**Written instruction**
Each entry below should be echoed exactly, with pictures omitted.

-=-=-

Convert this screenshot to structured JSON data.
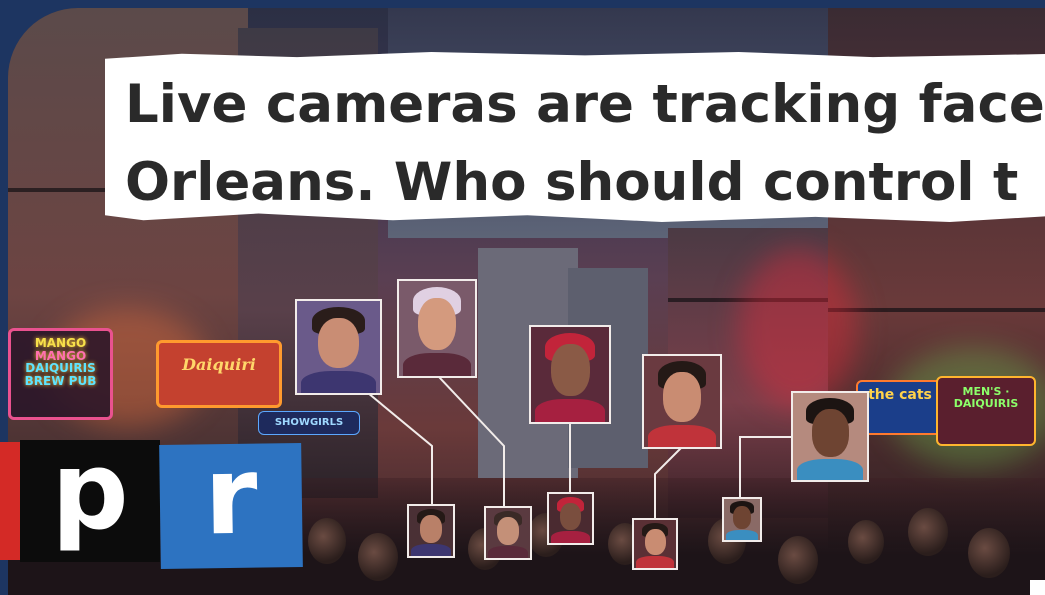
{
  "headline": {
    "line1": "Live cameras are tracking face",
    "line2": "Orleans. Who should control t"
  },
  "logo": {
    "letter_p": "p",
    "letter_r": "r"
  },
  "signs": {
    "mango_line1": "MANGO",
    "mango_line2": "MANGO",
    "mango_line3": "DAIQUIRIS",
    "mango_line4": "BREW PUB",
    "daiquiri": "Daiquiri",
    "showgirls": "SHOWGIRLS",
    "cats": "the cats",
    "right_sign": "MEN'S · DAIQUIRIS"
  },
  "colors": {
    "frame": "#1d3561",
    "npr_red": "#d42a26",
    "npr_black": "#0c0c0c",
    "npr_blue": "#2d73c1",
    "box_stroke": "#f2ecea"
  }
}
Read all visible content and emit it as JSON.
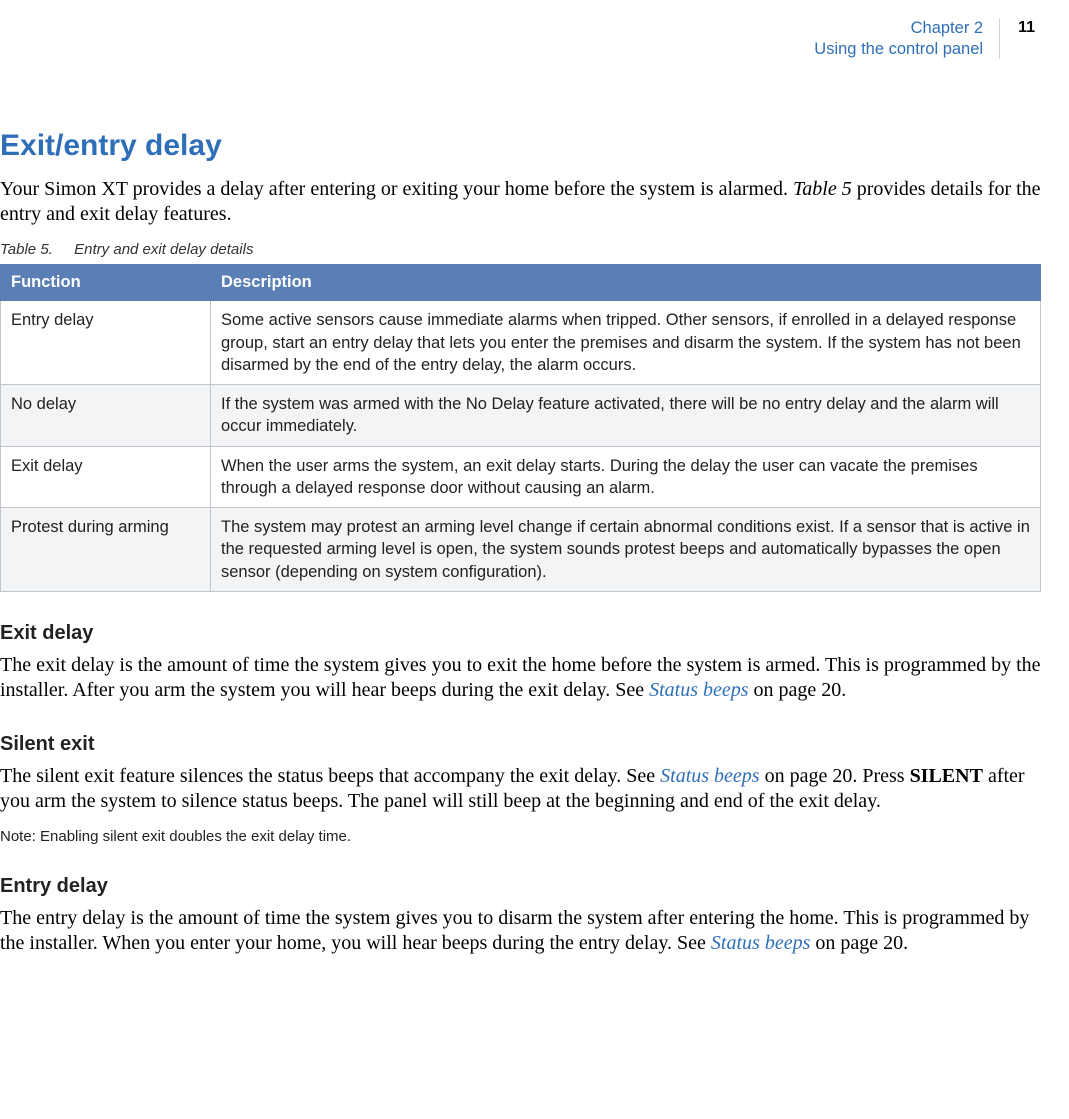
{
  "header": {
    "chapter_line1": "Chapter 2",
    "chapter_line2": "Using the control panel",
    "page_number": "11"
  },
  "h1": "Exit/entry delay",
  "intro_part1": "Your Simon XT provides a delay after entering or exiting your home before the system is alarmed. ",
  "intro_table_ref": "Table 5",
  "intro_part2": " provides details for the entry and exit delay features.",
  "table_caption_label": "Table 5.",
  "table_caption_text": "Entry and exit delay details",
  "table_headers": {
    "c1": "Function",
    "c2": "Description"
  },
  "table_rows": [
    {
      "fn": "Entry delay",
      "desc": "Some active sensors cause immediate alarms when tripped. Other sensors, if enrolled in a delayed response group, start an entry delay that lets you enter the premises and disarm the system. If the system has not been disarmed by the end of the entry delay, the alarm occurs."
    },
    {
      "fn": "No delay",
      "desc": "If the system was armed with the No Delay feature activated, there will be no entry delay and the alarm will occur immediately."
    },
    {
      "fn": "Exit delay",
      "desc": "When the user arms the system, an exit delay starts. During the delay the user can vacate the premises through a delayed response door without causing an alarm."
    },
    {
      "fn": "Protest during arming",
      "desc": "The system may protest an arming level change if certain abnormal conditions exist. If a sensor that is active in the requested arming level is open, the system sounds protest beeps and automatically bypasses the open sensor (depending on system configuration)."
    }
  ],
  "sections": {
    "exit_delay": {
      "heading": "Exit delay",
      "body_part1": "The exit delay is the amount of time the system gives you to exit the home before the system is armed. This is programmed by the installer. After you arm the system you will hear beeps during the exit delay.  See ",
      "link_text": "Status beeps",
      "body_part2": " on page 20."
    },
    "silent_exit": {
      "heading": "Silent exit",
      "body_part1": "The silent exit feature silences the status beeps that accompany the exit delay. See ",
      "link_text": "Status beeps",
      "body_part2": " on page 20. Press ",
      "strong": "SILENT",
      "body_part3": " after you arm the system to silence status beeps. The panel will still beep at the beginning and end of the exit delay.",
      "note_label": "Note:",
      "note_text": "  Enabling silent exit doubles the exit delay time."
    },
    "entry_delay": {
      "heading": "Entry delay",
      "body_part1": "The entry delay is the amount of time the system gives you to disarm the system after entering the home. This is programmed by the installer. When you enter your home, you will hear beeps during the entry delay. See ",
      "link_text": "Status beeps",
      "body_part2": " on page 20."
    }
  }
}
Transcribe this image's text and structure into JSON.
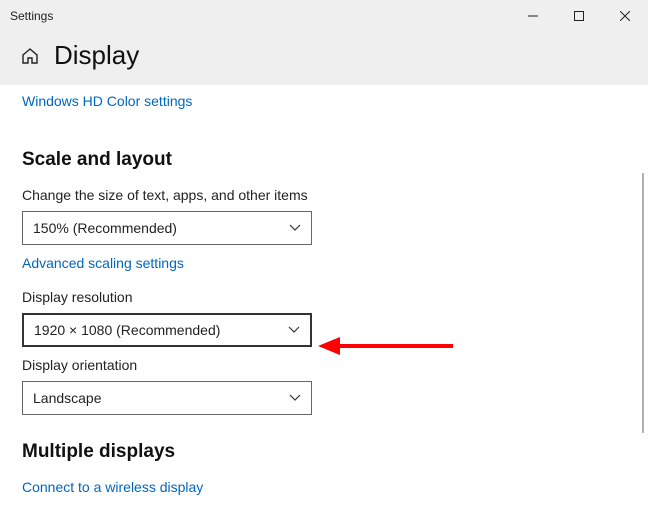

-=-=-

**Task result**
Convert this screenshot to structured JSON data.
{
  "headline": {
    "line1": "Live cameras are tracking face",
    "line2": "Orleans. Who should control t"
  },
  "logo": {
    "letter_p": "p",
    "letter_r": "r"
  },
  "signs": {
    "mango_line1": "MANGO",
    "mango_line2": "MANGO",
    "mango_line3": "DAIQUIRIS",
    "mango_line4": "BREW PUB",
    "daiquiri": "Daiquiri",
    "showgirls": "SHOWGIRLS",
    "cats": "the cats",
    "right_sign": "MEN'S · DAIQUIRIS"
  },
  "colors": {
    "frame": "#1d3561",
    "npr_red": "#d42a26",
    "npr_black": "#0c0c0c",
    "npr_blue": "#2d73c1",
    "box_stroke": "#f2ecea"
  }
}
Read all visible content and emit it as JSON.
{
  "header": {
    "chapter_line1": "Chapter 2",
    "chapter_line2": "Using the control panel",
    "page_number": "11"
  },
  "h1": "Exit/entry delay",
  "intro_part1": "Your Simon XT provides a delay after entering or exiting your home before the system is alarmed. ",
  "intro_table_ref": "Table 5",
  "intro_part2": " provides details for the entry and exit delay features.",
  "table_caption_label": "Table 5.",
  "table_caption_text": "Entry and exit delay details",
  "table_headers": {
    "c1": "Function",
    "c2": "Description"
  },
  "table_rows": [
    {
      "fn": "Entry delay",
      "desc": "Some active sensors cause immediate alarms when tripped. Other sensors, if enrolled in a delayed response group, start an entry delay that lets you enter the premises and disarm the system. If the system has not been disarmed by the end of the entry delay, the alarm occurs."
    },
    {
      "fn": "No delay",
      "desc": "If the system was armed with the No Delay feature activated, there will be no entry delay and the alarm will occur immediately."
    },
    {
      "fn": "Exit delay",
      "desc": "When the user arms the system, an exit delay starts. During the delay the user can vacate the premises through a delayed response door without causing an alarm."
    },
    {
      "fn": "Protest during arming",
      "desc": "The system may protest an arming level change if certain abnormal conditions exist. If a sensor that is active in the requested arming level is open, the system sounds protest beeps and automatically bypasses the open sensor (depending on system configuration)."
    }
  ],
  "sections": {
    "exit_delay": {
      "heading": "Exit delay",
      "body_part1": "The exit delay is the amount of time the system gives you to exit the home before the system is armed. This is programmed by the installer. After you arm the system you will hear beeps during the exit delay.  See ",
      "link_text": "Status beeps",
      "body_part2": " on page 20."
    },
    "silent_exit": {
      "heading": "Silent exit",
      "body_part1": "The silent exit feature silences the status beeps that accompany the exit delay. See ",
      "link_text": "Status beeps",
      "body_part2": " on page 20. Press ",
      "strong": "SILENT",
      "body_part3": " after you arm the system to silence status beeps. The panel will still beep at the beginning and end of the exit delay.",
      "note_label": "Note:",
      "note_text": "  Enabling silent exit doubles the exit delay time."
    },
    "entry_delay": {
      "heading": "Entry delay",
      "body_part1": "The entry delay is the amount of time the system gives you to disarm the system after entering the home. This is programmed by the installer. When you enter your home, you will hear beeps during the entry delay. See ",
      "link_text": "Status beeps",
      "body_part2": " on page 20."
    }
  }
}
Transcribe this image's text and structure into JSON.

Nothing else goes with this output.